◆ TASK BRIEF:
Locate the lines of the listing below that hold "JSON", then copy each of them.

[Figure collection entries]
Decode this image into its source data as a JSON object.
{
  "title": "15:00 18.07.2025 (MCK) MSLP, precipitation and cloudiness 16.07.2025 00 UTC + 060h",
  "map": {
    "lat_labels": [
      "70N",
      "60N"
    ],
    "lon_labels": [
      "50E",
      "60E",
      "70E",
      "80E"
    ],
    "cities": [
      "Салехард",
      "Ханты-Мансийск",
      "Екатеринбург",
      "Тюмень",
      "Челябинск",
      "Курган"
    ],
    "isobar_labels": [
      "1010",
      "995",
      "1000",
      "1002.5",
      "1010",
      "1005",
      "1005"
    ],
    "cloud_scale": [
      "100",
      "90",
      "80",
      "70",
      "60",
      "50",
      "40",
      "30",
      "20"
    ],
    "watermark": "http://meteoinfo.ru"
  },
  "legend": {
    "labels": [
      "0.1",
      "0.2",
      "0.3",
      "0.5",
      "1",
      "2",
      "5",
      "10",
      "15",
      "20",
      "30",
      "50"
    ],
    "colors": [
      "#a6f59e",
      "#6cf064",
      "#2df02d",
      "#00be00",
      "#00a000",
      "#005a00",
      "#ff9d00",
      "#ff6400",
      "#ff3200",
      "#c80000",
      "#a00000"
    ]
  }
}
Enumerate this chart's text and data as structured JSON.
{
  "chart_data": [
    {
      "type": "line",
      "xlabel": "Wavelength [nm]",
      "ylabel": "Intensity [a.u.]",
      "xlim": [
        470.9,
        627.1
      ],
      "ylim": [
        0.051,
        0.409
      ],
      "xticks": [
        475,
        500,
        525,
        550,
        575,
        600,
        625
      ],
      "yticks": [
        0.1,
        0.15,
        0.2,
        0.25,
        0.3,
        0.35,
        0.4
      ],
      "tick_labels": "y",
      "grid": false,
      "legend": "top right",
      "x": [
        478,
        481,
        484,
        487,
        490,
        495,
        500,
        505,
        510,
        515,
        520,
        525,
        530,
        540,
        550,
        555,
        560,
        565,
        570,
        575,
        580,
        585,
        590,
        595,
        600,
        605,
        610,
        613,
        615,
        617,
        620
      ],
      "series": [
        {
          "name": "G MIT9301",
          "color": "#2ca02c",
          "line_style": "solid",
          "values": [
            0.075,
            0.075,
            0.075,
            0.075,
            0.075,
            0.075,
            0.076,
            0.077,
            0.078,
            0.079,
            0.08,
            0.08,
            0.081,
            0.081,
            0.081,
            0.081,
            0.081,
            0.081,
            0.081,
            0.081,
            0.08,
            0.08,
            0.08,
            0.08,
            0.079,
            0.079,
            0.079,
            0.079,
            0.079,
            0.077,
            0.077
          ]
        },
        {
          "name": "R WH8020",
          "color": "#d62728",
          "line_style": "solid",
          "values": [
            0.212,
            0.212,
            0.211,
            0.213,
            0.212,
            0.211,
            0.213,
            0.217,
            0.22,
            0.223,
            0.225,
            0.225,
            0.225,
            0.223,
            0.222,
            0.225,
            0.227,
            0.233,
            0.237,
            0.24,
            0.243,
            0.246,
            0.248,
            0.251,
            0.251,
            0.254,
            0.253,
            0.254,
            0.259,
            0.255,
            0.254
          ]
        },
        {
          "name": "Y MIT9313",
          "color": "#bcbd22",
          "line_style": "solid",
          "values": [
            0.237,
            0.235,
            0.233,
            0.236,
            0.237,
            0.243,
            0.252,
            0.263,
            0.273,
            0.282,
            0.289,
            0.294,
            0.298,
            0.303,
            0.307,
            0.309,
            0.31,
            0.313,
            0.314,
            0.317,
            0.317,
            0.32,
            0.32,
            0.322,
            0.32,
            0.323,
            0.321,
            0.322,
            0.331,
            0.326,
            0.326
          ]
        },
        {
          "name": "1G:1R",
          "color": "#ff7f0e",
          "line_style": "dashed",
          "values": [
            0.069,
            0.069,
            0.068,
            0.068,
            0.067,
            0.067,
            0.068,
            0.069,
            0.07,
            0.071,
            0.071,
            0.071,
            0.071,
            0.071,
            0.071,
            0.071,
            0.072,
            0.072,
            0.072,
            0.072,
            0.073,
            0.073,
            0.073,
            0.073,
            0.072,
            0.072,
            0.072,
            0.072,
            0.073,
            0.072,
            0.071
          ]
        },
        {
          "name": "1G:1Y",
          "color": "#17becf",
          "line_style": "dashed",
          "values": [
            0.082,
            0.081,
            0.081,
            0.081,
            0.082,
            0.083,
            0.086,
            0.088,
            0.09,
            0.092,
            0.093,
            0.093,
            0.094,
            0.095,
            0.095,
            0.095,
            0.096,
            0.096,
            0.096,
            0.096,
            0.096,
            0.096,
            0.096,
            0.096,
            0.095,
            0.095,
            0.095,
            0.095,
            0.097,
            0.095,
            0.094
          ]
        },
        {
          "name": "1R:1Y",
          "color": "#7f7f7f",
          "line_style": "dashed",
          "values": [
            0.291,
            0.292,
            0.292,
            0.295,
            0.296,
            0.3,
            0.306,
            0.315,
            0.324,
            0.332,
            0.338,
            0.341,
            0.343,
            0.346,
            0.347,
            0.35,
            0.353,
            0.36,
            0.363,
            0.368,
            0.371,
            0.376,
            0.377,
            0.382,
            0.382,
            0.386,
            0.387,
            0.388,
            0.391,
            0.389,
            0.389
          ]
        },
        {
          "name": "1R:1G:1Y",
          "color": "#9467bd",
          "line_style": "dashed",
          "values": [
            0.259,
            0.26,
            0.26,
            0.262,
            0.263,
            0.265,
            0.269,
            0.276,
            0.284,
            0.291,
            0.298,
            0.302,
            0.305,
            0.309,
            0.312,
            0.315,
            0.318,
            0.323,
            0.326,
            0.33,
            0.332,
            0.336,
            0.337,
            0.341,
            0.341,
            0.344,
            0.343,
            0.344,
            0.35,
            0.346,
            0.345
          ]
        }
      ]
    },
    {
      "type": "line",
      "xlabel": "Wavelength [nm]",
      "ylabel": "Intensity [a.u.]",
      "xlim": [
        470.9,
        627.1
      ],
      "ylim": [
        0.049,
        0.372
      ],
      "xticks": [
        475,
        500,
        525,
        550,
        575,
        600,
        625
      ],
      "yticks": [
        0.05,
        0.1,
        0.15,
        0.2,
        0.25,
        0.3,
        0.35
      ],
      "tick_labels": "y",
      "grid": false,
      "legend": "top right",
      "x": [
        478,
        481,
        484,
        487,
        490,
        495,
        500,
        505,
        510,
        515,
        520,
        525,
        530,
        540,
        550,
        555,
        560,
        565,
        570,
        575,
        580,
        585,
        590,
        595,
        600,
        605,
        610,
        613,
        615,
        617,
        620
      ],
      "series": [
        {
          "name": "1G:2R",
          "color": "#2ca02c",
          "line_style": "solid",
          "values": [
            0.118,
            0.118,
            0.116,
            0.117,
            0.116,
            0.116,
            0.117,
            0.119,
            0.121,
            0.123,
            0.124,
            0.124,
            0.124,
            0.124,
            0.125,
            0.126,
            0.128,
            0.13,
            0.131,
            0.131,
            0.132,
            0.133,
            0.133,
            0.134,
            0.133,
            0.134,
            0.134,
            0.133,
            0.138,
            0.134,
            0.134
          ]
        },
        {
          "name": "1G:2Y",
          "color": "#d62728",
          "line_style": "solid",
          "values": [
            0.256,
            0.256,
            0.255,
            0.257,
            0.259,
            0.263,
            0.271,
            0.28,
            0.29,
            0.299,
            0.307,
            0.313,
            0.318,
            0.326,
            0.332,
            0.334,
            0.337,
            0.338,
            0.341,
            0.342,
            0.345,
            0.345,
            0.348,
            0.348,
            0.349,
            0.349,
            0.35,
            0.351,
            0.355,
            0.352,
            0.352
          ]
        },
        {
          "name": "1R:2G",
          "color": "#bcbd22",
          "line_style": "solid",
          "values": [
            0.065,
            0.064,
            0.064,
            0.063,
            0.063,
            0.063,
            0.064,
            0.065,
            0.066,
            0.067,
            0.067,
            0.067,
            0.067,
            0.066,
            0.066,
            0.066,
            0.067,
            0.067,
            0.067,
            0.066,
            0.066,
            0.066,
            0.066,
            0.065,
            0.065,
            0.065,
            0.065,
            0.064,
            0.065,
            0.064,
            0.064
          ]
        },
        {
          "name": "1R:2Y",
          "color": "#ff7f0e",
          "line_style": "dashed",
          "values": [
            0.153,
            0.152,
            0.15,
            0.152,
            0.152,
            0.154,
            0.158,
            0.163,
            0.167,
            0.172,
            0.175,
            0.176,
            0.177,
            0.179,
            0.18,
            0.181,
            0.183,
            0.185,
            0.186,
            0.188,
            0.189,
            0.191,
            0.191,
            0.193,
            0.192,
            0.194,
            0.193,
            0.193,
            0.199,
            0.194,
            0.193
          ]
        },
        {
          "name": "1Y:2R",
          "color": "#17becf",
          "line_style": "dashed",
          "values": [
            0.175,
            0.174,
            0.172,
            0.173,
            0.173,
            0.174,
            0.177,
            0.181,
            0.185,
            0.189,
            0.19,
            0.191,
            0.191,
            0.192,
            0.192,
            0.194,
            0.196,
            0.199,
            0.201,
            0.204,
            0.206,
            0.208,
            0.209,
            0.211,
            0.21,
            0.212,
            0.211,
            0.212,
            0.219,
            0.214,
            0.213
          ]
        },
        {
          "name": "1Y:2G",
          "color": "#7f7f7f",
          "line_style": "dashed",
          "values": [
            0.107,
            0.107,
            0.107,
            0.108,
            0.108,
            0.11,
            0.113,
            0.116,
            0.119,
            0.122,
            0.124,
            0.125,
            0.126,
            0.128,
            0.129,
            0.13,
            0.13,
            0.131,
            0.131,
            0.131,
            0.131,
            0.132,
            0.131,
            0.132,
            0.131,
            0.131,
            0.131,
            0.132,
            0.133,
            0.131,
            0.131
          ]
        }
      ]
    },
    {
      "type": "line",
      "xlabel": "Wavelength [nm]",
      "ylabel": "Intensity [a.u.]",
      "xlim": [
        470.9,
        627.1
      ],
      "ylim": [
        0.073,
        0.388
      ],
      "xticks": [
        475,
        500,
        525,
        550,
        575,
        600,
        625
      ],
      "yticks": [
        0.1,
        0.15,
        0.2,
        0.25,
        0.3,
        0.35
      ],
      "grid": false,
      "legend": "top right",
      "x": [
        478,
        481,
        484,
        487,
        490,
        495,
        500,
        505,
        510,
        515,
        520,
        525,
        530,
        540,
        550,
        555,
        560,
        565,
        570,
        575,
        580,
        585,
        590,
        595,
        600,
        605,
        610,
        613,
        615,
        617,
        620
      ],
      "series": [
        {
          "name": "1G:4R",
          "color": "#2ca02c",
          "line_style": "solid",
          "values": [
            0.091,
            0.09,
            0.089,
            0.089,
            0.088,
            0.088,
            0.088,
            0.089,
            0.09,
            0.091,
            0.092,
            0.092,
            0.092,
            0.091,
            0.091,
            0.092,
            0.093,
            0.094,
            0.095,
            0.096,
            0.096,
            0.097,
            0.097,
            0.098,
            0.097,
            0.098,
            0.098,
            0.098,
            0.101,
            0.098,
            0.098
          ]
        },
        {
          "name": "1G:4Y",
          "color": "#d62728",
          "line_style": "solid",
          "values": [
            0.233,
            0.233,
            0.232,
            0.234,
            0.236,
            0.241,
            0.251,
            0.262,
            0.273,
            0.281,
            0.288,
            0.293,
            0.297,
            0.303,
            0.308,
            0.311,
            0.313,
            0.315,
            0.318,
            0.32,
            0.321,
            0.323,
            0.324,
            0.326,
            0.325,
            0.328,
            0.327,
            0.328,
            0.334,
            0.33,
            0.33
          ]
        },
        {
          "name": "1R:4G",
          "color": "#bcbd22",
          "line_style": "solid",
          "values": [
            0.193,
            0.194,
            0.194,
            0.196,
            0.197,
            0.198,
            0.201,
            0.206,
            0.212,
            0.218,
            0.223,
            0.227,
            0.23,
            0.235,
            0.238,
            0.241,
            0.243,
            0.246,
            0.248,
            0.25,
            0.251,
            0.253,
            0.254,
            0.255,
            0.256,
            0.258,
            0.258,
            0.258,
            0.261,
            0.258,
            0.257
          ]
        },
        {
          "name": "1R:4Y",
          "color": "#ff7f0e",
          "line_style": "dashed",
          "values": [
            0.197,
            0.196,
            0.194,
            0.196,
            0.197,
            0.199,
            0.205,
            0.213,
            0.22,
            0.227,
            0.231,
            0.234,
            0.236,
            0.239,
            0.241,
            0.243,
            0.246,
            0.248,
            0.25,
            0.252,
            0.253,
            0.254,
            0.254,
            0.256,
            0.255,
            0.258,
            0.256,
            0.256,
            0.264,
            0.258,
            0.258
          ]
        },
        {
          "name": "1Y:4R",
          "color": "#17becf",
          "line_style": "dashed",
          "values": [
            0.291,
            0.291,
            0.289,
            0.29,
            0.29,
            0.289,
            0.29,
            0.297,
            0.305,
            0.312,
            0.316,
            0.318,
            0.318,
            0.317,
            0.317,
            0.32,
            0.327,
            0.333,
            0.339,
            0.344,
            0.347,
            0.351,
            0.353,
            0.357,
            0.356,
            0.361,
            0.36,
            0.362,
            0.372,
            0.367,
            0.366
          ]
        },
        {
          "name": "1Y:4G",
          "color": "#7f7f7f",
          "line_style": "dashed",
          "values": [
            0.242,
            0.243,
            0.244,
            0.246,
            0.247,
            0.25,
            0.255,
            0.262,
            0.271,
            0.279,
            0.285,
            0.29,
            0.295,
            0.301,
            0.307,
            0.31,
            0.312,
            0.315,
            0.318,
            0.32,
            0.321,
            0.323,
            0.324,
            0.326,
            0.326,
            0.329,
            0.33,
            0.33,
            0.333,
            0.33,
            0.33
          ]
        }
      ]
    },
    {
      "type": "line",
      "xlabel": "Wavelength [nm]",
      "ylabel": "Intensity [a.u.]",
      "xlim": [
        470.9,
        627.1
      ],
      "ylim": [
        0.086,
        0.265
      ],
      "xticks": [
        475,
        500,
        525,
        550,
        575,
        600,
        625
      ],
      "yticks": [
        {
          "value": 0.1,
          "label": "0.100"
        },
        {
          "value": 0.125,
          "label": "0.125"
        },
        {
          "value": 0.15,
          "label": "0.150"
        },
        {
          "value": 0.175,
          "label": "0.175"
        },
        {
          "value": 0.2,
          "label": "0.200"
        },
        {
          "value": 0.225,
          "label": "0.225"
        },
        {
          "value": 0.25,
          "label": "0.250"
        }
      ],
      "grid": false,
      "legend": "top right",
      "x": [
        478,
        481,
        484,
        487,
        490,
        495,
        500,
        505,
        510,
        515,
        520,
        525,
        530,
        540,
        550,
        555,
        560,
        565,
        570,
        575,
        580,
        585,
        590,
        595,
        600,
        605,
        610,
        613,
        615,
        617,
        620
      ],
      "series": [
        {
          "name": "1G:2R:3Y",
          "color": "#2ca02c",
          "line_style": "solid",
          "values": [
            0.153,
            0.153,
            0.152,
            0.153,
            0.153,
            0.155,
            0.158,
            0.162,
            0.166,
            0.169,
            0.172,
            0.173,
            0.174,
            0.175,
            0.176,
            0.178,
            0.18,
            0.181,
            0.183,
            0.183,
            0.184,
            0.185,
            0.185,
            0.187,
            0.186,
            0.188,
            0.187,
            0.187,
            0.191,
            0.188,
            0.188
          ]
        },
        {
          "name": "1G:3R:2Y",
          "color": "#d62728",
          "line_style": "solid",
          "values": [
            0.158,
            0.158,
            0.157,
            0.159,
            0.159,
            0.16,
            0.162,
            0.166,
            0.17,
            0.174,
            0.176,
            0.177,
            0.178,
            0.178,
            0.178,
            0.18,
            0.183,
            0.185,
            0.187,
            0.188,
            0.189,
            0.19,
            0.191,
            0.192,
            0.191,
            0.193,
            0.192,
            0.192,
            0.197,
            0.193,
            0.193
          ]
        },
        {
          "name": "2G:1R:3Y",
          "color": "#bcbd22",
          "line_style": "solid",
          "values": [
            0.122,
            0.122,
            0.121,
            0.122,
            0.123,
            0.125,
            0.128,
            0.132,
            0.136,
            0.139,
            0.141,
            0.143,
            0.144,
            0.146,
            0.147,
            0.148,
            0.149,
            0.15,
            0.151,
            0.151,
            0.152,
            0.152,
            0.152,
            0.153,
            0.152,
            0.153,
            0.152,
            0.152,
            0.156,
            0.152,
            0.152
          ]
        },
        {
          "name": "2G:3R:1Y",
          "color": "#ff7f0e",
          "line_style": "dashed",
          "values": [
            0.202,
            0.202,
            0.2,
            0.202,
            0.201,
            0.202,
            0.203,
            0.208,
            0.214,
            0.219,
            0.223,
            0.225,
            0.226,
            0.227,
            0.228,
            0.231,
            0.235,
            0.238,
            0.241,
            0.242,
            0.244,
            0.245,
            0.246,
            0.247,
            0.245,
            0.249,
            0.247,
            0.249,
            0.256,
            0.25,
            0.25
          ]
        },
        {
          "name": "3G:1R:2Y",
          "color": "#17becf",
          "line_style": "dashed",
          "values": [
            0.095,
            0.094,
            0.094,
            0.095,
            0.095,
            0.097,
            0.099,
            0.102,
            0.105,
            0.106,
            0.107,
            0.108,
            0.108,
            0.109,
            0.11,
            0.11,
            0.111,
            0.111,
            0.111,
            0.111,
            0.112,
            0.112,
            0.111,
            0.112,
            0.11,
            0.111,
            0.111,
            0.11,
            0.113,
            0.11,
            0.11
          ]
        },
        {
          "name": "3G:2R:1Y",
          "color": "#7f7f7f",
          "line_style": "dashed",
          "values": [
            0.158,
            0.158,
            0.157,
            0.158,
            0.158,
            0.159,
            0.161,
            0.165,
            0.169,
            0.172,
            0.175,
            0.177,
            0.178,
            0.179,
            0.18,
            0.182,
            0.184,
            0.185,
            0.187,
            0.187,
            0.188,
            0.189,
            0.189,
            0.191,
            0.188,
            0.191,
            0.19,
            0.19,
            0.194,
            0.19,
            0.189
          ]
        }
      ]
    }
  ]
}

◆ REPLY TO THE EXERCISE:
Decode this image into its source data as a JSON object.
Enumerate this chart's text and data as structured JSON.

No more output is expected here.